Lines containing "color" are to be counted. Report the count alone.

Dataset entries:
────────────────
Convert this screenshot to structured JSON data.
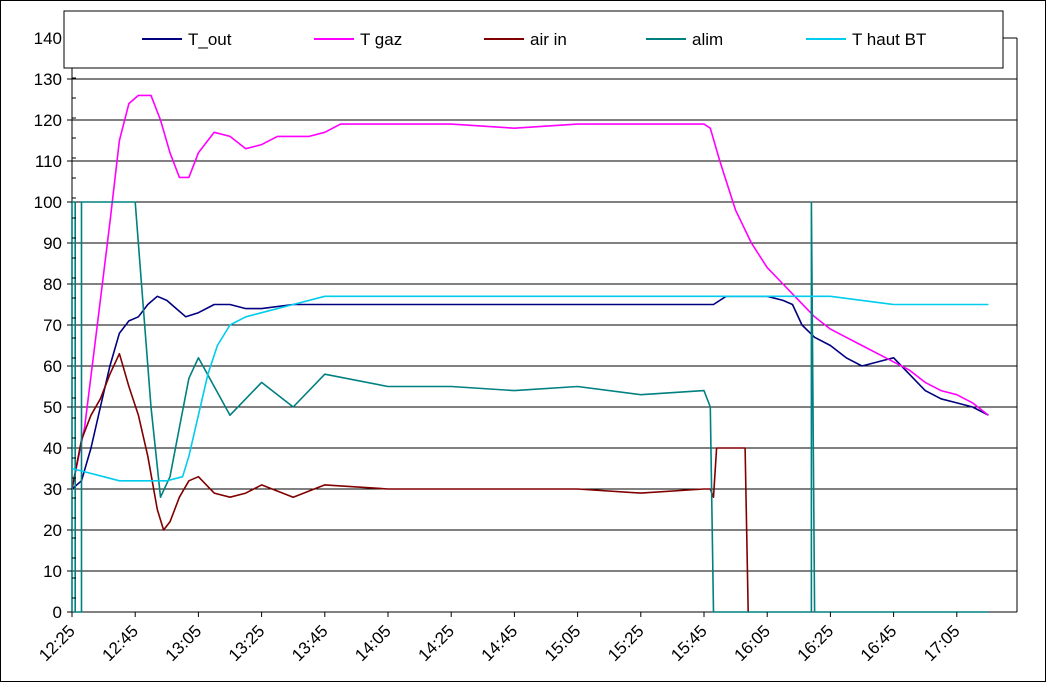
{
  "chart_data": {
    "type": "line",
    "title": "",
    "xlabel": "",
    "ylabel": "",
    "ylim": [
      0,
      140
    ],
    "yticks": [
      "0",
      "10",
      "20",
      "30",
      "40",
      "50",
      "60",
      "70",
      "80",
      "90",
      "100",
      "110",
      "120",
      "130",
      "140"
    ],
    "xticks": [
      "12:25",
      "12:45",
      "13:05",
      "13:25",
      "13:45",
      "14:05",
      "14:25",
      "14:45",
      "15:05",
      "15:25",
      "15:45",
      "16:05",
      "16:25",
      "16:45",
      "17:05"
    ],
    "grid": "horizontal",
    "legend": "top",
    "series": [
      {
        "name": "T_out",
        "color": "#000080",
        "points": [
          [
            "12:25",
            30
          ],
          [
            "12:28",
            32
          ],
          [
            "12:31",
            40
          ],
          [
            "12:34",
            50
          ],
          [
            "12:37",
            60
          ],
          [
            "12:40",
            68
          ],
          [
            "12:43",
            71
          ],
          [
            "12:46",
            72
          ],
          [
            "12:49",
            75
          ],
          [
            "12:52",
            77
          ],
          [
            "12:55",
            76
          ],
          [
            "12:58",
            74
          ],
          [
            "13:01",
            72
          ],
          [
            "13:05",
            73
          ],
          [
            "13:10",
            75
          ],
          [
            "13:15",
            75
          ],
          [
            "13:20",
            74
          ],
          [
            "13:25",
            74
          ],
          [
            "13:35",
            75
          ],
          [
            "13:45",
            75
          ],
          [
            "14:05",
            75
          ],
          [
            "14:25",
            75
          ],
          [
            "14:45",
            75
          ],
          [
            "15:05",
            75
          ],
          [
            "15:25",
            75
          ],
          [
            "15:45",
            75
          ],
          [
            "15:48",
            75
          ],
          [
            "15:52",
            77
          ],
          [
            "15:58",
            77
          ],
          [
            "16:05",
            77
          ],
          [
            "16:10",
            76
          ],
          [
            "16:13",
            75
          ],
          [
            "16:16",
            70
          ],
          [
            "16:20",
            67
          ],
          [
            "16:25",
            65
          ],
          [
            "16:30",
            62
          ],
          [
            "16:35",
            60
          ],
          [
            "16:40",
            61
          ],
          [
            "16:45",
            62
          ],
          [
            "16:50",
            58
          ],
          [
            "16:55",
            54
          ],
          [
            "17:00",
            52
          ],
          [
            "17:05",
            51
          ],
          [
            "17:10",
            50
          ],
          [
            "17:15",
            48
          ]
        ]
      },
      {
        "name": "T gaz",
        "color": "#FF00FF",
        "points": [
          [
            "12:25",
            30
          ],
          [
            "12:29",
            45
          ],
          [
            "12:33",
            70
          ],
          [
            "12:37",
            95
          ],
          [
            "12:40",
            115
          ],
          [
            "12:43",
            124
          ],
          [
            "12:46",
            126
          ],
          [
            "12:50",
            126
          ],
          [
            "12:53",
            120
          ],
          [
            "12:56",
            112
          ],
          [
            "12:59",
            106
          ],
          [
            "13:02",
            106
          ],
          [
            "13:05",
            112
          ],
          [
            "13:10",
            117
          ],
          [
            "13:15",
            116
          ],
          [
            "13:20",
            113
          ],
          [
            "13:25",
            114
          ],
          [
            "13:30",
            116
          ],
          [
            "13:40",
            116
          ],
          [
            "13:45",
            117
          ],
          [
            "13:50",
            119
          ],
          [
            "14:05",
            119
          ],
          [
            "14:25",
            119
          ],
          [
            "14:45",
            118
          ],
          [
            "15:05",
            119
          ],
          [
            "15:25",
            119
          ],
          [
            "15:45",
            119
          ],
          [
            "15:47",
            118
          ],
          [
            "15:50",
            110
          ],
          [
            "15:55",
            98
          ],
          [
            "16:00",
            90
          ],
          [
            "16:05",
            84
          ],
          [
            "16:10",
            80
          ],
          [
            "16:15",
            76
          ],
          [
            "16:20",
            72
          ],
          [
            "16:25",
            69
          ],
          [
            "16:30",
            67
          ],
          [
            "16:35",
            65
          ],
          [
            "16:40",
            63
          ],
          [
            "16:45",
            61
          ],
          [
            "16:50",
            59
          ],
          [
            "16:55",
            56
          ],
          [
            "17:00",
            54
          ],
          [
            "17:05",
            53
          ],
          [
            "17:10",
            51
          ],
          [
            "17:15",
            48
          ]
        ]
      },
      {
        "name": "air in",
        "color": "#800000",
        "points": [
          [
            "12:25",
            30
          ],
          [
            "12:28",
            42
          ],
          [
            "12:31",
            48
          ],
          [
            "12:34",
            52
          ],
          [
            "12:37",
            58
          ],
          [
            "12:40",
            63
          ],
          [
            "12:43",
            55
          ],
          [
            "12:46",
            48
          ],
          [
            "12:49",
            38
          ],
          [
            "12:52",
            25
          ],
          [
            "12:54",
            20
          ],
          [
            "12:56",
            22
          ],
          [
            "12:59",
            28
          ],
          [
            "13:02",
            32
          ],
          [
            "13:05",
            33
          ],
          [
            "13:10",
            29
          ],
          [
            "13:15",
            28
          ],
          [
            "13:20",
            29
          ],
          [
            "13:25",
            31
          ],
          [
            "13:35",
            28
          ],
          [
            "13:45",
            31
          ],
          [
            "14:05",
            30
          ],
          [
            "14:25",
            30
          ],
          [
            "14:45",
            30
          ],
          [
            "15:05",
            30
          ],
          [
            "15:25",
            29
          ],
          [
            "15:45",
            30
          ],
          [
            "15:47",
            30
          ],
          [
            "15:48",
            28
          ],
          [
            "15:49",
            40
          ],
          [
            "15:58",
            40
          ],
          [
            "15:59",
            0
          ]
        ]
      },
      {
        "name": "alim",
        "color": "#008080",
        "points": [
          [
            "12:25",
            0
          ],
          [
            "12:25",
            100
          ],
          [
            "12:26",
            100
          ],
          [
            "12:26",
            0
          ],
          [
            "12:28",
            0
          ],
          [
            "12:28",
            100
          ],
          [
            "12:45",
            100
          ],
          [
            "12:47",
            80
          ],
          [
            "12:50",
            50
          ],
          [
            "12:53",
            28
          ],
          [
            "12:56",
            33
          ],
          [
            "12:59",
            45
          ],
          [
            "13:02",
            57
          ],
          [
            "13:05",
            62
          ],
          [
            "13:10",
            55
          ],
          [
            "13:15",
            48
          ],
          [
            "13:20",
            52
          ],
          [
            "13:25",
            56
          ],
          [
            "13:35",
            50
          ],
          [
            "13:45",
            58
          ],
          [
            "14:05",
            55
          ],
          [
            "14:25",
            55
          ],
          [
            "14:45",
            54
          ],
          [
            "15:05",
            55
          ],
          [
            "15:25",
            53
          ],
          [
            "15:45",
            54
          ],
          [
            "15:47",
            50
          ],
          [
            "15:48",
            0
          ],
          [
            "16:19",
            0
          ],
          [
            "16:19",
            100
          ],
          [
            "16:20",
            0
          ],
          [
            "17:15",
            0
          ]
        ]
      },
      {
        "name": "T haut BT",
        "color": "#00CCEE",
        "points": [
          [
            "12:25",
            35
          ],
          [
            "12:30",
            34
          ],
          [
            "12:35",
            33
          ],
          [
            "12:40",
            32
          ],
          [
            "12:50",
            32
          ],
          [
            "12:55",
            32
          ],
          [
            "13:00",
            33
          ],
          [
            "13:02",
            38
          ],
          [
            "13:05",
            48
          ],
          [
            "13:08",
            58
          ],
          [
            "13:11",
            65
          ],
          [
            "13:15",
            70
          ],
          [
            "13:20",
            72
          ],
          [
            "13:25",
            73
          ],
          [
            "13:35",
            75
          ],
          [
            "13:45",
            77
          ],
          [
            "14:05",
            77
          ],
          [
            "14:25",
            77
          ],
          [
            "14:45",
            77
          ],
          [
            "15:05",
            77
          ],
          [
            "15:25",
            77
          ],
          [
            "15:45",
            77
          ],
          [
            "16:05",
            77
          ],
          [
            "16:25",
            77
          ],
          [
            "16:35",
            76
          ],
          [
            "16:45",
            75
          ],
          [
            "17:05",
            75
          ],
          [
            "17:15",
            75
          ]
        ]
      }
    ]
  }
}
────────────────
The reply:
5